OBJECTIVE: Below are records to be output exactly, every one of them.

--- start of DATA LINES ---

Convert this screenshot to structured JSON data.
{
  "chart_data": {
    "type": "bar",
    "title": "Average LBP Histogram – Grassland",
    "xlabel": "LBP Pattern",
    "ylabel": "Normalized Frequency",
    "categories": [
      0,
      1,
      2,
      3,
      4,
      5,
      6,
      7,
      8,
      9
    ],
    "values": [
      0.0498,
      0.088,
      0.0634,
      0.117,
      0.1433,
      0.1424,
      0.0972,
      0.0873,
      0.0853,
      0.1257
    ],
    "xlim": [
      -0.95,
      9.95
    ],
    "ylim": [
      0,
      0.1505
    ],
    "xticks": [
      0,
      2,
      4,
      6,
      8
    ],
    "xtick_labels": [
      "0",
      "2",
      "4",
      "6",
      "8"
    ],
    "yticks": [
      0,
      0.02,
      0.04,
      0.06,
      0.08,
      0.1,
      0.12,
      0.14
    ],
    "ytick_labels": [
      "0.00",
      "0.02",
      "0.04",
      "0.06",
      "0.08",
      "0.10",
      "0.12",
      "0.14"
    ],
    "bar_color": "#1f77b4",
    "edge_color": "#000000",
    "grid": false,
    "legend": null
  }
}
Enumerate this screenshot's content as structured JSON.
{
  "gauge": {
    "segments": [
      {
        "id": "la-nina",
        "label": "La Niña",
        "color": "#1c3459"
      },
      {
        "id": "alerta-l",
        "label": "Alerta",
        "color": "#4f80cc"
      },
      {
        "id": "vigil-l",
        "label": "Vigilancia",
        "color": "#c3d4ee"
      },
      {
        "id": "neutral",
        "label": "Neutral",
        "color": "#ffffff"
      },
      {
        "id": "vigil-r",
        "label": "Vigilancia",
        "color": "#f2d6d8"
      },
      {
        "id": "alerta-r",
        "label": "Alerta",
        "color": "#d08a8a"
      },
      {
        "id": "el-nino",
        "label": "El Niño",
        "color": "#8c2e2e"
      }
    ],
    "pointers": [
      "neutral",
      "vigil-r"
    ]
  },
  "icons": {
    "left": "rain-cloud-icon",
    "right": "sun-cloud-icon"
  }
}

--- end of DATA LINES ---

THE REPLY:
Convert this screenshot to structured JSON data.
{
  "chart_data": {
    "type": "bar",
    "title": "Average LBP Histogram – Grassland",
    "xlabel": "LBP Pattern",
    "ylabel": "Normalized Frequency",
    "categories": [
      0,
      1,
      2,
      3,
      4,
      5,
      6,
      7,
      8,
      9
    ],
    "values": [
      0.0498,
      0.088,
      0.0634,
      0.117,
      0.1433,
      0.1424,
      0.0972,
      0.0873,
      0.0853,
      0.1257
    ],
    "xlim": [
      -0.95,
      9.95
    ],
    "ylim": [
      0,
      0.1505
    ],
    "xticks": [
      0,
      2,
      4,
      6,
      8
    ],
    "xtick_labels": [
      "0",
      "2",
      "4",
      "6",
      "8"
    ],
    "yticks": [
      0,
      0.02,
      0.04,
      0.06,
      0.08,
      0.1,
      0.12,
      0.14
    ],
    "ytick_labels": [
      "0.00",
      "0.02",
      "0.04",
      "0.06",
      "0.08",
      "0.10",
      "0.12",
      "0.14"
    ],
    "bar_color": "#1f77b4",
    "edge_color": "#000000",
    "grid": false,
    "legend": null
  }
}
Enumerate this screenshot's content as structured JSON.
{
  "gauge": {
    "segments": [
      {
        "id": "la-nina",
        "label": "La Niña",
        "color": "#1c3459"
      },
      {
        "id": "alerta-l",
        "label": "Alerta",
        "color": "#4f80cc"
      },
      {
        "id": "vigil-l",
        "label": "Vigilancia",
        "color": "#c3d4ee"
      },
      {
        "id": "neutral",
        "label": "Neutral",
        "color": "#ffffff"
      },
      {
        "id": "vigil-r",
        "label": "Vigilancia",
        "color": "#f2d6d8"
      },
      {
        "id": "alerta-r",
        "label": "Alerta",
        "color": "#d08a8a"
      },
      {
        "id": "el-nino",
        "label": "El Niño",
        "color": "#8c2e2e"
      }
    ],
    "pointers": [
      "neutral",
      "vigil-r"
    ]
  },
  "icons": {
    "left": "rain-cloud-icon",
    "right": "sun-cloud-icon"
  }
}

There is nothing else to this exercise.